## DATA PROVIDED
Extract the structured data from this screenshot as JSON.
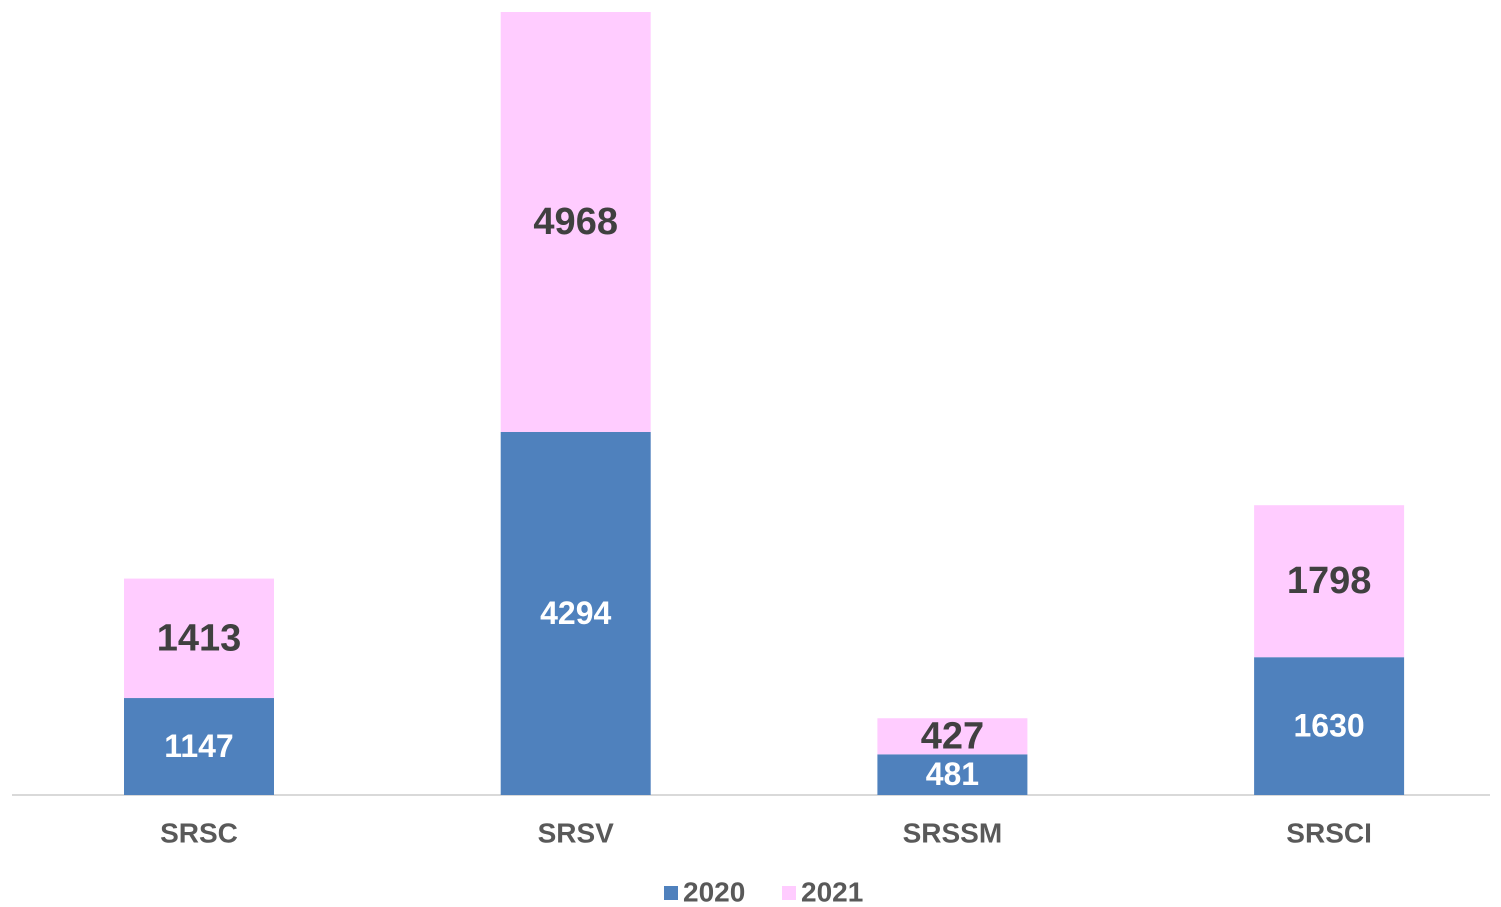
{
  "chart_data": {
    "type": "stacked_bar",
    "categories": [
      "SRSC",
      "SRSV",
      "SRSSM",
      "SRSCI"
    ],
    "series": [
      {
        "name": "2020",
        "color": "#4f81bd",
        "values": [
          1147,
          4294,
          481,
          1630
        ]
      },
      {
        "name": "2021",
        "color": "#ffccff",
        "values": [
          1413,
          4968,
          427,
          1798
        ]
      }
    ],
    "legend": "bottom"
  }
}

## OBJECTIVE
Except for the pictures, copy the material above exactly.

## COMPLETED TASK
Extract the structured data from this screenshot as JSON.
{
  "chart_data": {
    "type": "stacked_bar",
    "categories": [
      "SRSC",
      "SRSV",
      "SRSSM",
      "SRSCI"
    ],
    "series": [
      {
        "name": "2020",
        "color": "#4f81bd",
        "values": [
          1147,
          4294,
          481,
          1630
        ]
      },
      {
        "name": "2021",
        "color": "#ffccff",
        "values": [
          1413,
          4968,
          427,
          1798
        ]
      }
    ],
    "legend": "bottom"
  }
}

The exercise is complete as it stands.